▶ Task to carry out: Work out how many lines hold "teWTW". Give the number and nothing else.

▶ Extracted entries:
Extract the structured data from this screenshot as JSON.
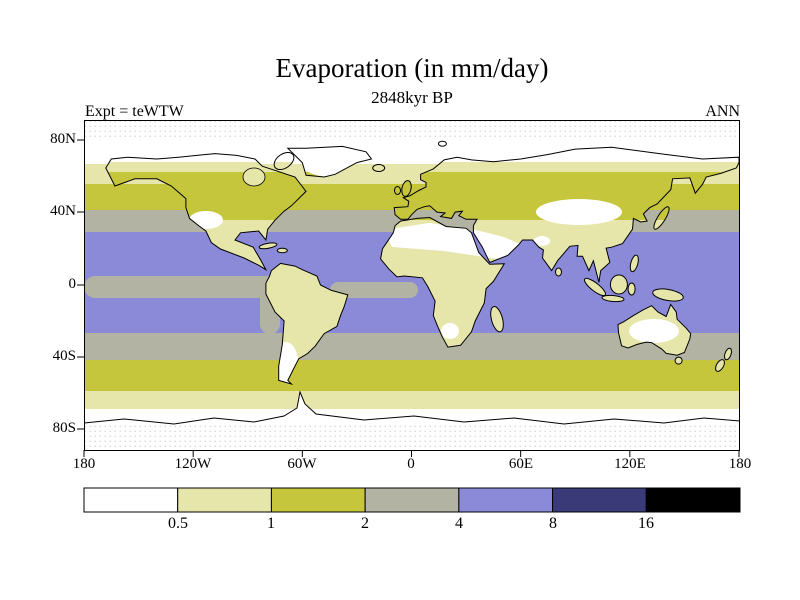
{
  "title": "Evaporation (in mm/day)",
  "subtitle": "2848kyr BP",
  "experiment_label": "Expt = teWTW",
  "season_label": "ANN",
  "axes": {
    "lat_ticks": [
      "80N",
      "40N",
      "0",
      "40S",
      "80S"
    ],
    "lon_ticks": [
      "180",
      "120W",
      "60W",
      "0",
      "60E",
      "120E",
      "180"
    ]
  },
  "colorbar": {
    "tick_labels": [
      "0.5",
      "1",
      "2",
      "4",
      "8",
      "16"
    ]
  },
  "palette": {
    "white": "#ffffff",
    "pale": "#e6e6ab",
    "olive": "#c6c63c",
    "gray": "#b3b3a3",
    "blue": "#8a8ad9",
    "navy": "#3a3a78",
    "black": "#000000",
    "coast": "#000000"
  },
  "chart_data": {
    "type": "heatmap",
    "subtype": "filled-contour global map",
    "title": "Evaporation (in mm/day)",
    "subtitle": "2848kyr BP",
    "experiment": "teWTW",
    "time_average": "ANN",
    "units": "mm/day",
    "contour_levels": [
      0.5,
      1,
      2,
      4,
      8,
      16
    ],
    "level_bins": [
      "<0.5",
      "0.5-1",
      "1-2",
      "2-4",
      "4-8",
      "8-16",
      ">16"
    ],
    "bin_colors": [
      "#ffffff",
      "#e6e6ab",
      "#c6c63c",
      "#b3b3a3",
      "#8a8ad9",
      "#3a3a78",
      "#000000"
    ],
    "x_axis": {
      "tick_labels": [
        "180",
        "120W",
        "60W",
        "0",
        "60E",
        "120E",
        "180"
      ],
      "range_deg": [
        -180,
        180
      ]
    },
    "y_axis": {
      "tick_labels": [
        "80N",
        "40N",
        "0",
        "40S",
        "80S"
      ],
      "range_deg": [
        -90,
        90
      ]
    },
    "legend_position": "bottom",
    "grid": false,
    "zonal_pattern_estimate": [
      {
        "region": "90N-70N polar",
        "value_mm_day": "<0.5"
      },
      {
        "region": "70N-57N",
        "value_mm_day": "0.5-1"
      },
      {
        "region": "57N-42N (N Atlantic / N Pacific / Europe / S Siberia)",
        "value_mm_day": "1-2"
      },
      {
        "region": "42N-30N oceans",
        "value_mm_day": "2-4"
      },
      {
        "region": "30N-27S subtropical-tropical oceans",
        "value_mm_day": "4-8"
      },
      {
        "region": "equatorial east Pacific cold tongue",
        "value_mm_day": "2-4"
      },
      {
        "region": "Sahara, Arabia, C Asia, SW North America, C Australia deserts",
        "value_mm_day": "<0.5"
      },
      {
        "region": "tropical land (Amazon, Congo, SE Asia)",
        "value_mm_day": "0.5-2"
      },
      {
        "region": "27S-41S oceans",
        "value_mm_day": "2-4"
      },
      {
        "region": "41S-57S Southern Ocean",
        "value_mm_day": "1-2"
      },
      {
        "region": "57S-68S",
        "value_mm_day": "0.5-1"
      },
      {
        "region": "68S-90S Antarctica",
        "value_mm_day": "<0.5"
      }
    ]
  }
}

▶ Response to the task: 2